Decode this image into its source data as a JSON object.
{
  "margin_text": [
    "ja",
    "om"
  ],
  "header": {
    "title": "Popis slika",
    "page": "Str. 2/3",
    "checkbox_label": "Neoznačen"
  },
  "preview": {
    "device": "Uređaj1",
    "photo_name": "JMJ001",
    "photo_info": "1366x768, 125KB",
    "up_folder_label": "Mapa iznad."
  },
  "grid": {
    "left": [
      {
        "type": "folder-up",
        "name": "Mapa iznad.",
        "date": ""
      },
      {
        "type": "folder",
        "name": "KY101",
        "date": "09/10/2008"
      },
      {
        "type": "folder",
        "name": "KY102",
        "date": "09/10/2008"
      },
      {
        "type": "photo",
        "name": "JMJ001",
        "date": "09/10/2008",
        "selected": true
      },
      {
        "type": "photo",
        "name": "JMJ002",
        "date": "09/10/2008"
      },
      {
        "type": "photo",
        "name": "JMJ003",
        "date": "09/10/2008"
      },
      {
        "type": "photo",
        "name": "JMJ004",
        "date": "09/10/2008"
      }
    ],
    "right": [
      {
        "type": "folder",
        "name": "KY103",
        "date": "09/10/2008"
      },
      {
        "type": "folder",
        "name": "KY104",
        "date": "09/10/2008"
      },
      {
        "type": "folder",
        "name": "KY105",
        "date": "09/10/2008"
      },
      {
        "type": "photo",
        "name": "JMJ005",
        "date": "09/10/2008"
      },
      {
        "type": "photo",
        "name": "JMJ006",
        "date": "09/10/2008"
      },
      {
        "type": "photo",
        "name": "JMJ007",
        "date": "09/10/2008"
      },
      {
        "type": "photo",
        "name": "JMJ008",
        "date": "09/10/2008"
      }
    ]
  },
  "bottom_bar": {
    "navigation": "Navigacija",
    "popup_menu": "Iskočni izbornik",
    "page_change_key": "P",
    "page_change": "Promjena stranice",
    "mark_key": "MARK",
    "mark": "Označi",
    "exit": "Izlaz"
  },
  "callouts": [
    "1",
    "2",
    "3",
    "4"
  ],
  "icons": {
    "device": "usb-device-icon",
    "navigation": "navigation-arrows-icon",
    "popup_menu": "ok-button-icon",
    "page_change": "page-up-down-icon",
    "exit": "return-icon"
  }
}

**TO DO**
Reproduce each line verbatim.

**REPLY**
Decode this image into its source data as a JSON object.
{
  "margin_text": [
    "ja",
    "om"
  ],
  "header": {
    "title": "Popis slika",
    "page": "Str. 2/3",
    "checkbox_label": "Neoznačen"
  },
  "preview": {
    "device": "Uređaj1",
    "photo_name": "JMJ001",
    "photo_info": "1366x768, 125KB",
    "up_folder_label": "Mapa iznad."
  },
  "grid": {
    "left": [
      {
        "type": "folder-up",
        "name": "Mapa iznad.",
        "date": ""
      },
      {
        "type": "folder",
        "name": "KY101",
        "date": "09/10/2008"
      },
      {
        "type": "folder",
        "name": "KY102",
        "date": "09/10/2008"
      },
      {
        "type": "photo",
        "name": "JMJ001",
        "date": "09/10/2008",
        "selected": true
      },
      {
        "type": "photo",
        "name": "JMJ002",
        "date": "09/10/2008"
      },
      {
        "type": "photo",
        "name": "JMJ003",
        "date": "09/10/2008"
      },
      {
        "type": "photo",
        "name": "JMJ004",
        "date": "09/10/2008"
      }
    ],
    "right": [
      {
        "type": "folder",
        "name": "KY103",
        "date": "09/10/2008"
      },
      {
        "type": "folder",
        "name": "KY104",
        "date": "09/10/2008"
      },
      {
        "type": "folder",
        "name": "KY105",
        "date": "09/10/2008"
      },
      {
        "type": "photo",
        "name": "JMJ005",
        "date": "09/10/2008"
      },
      {
        "type": "photo",
        "name": "JMJ006",
        "date": "09/10/2008"
      },
      {
        "type": "photo",
        "name": "JMJ007",
        "date": "09/10/2008"
      },
      {
        "type": "photo",
        "name": "JMJ008",
        "date": "09/10/2008"
      }
    ]
  },
  "bottom_bar": {
    "navigation": "Navigacija",
    "popup_menu": "Iskočni izbornik",
    "page_change_key": "P",
    "page_change": "Promjena stranice",
    "mark_key": "MARK",
    "mark": "Označi",
    "exit": "Izlaz"
  },
  "callouts": [
    "1",
    "2",
    "3",
    "4"
  ],
  "icons": {
    "device": "usb-device-icon",
    "navigation": "navigation-arrows-icon",
    "popup_menu": "ok-button-icon",
    "page_change": "page-up-down-icon",
    "exit": "return-icon"
  }
}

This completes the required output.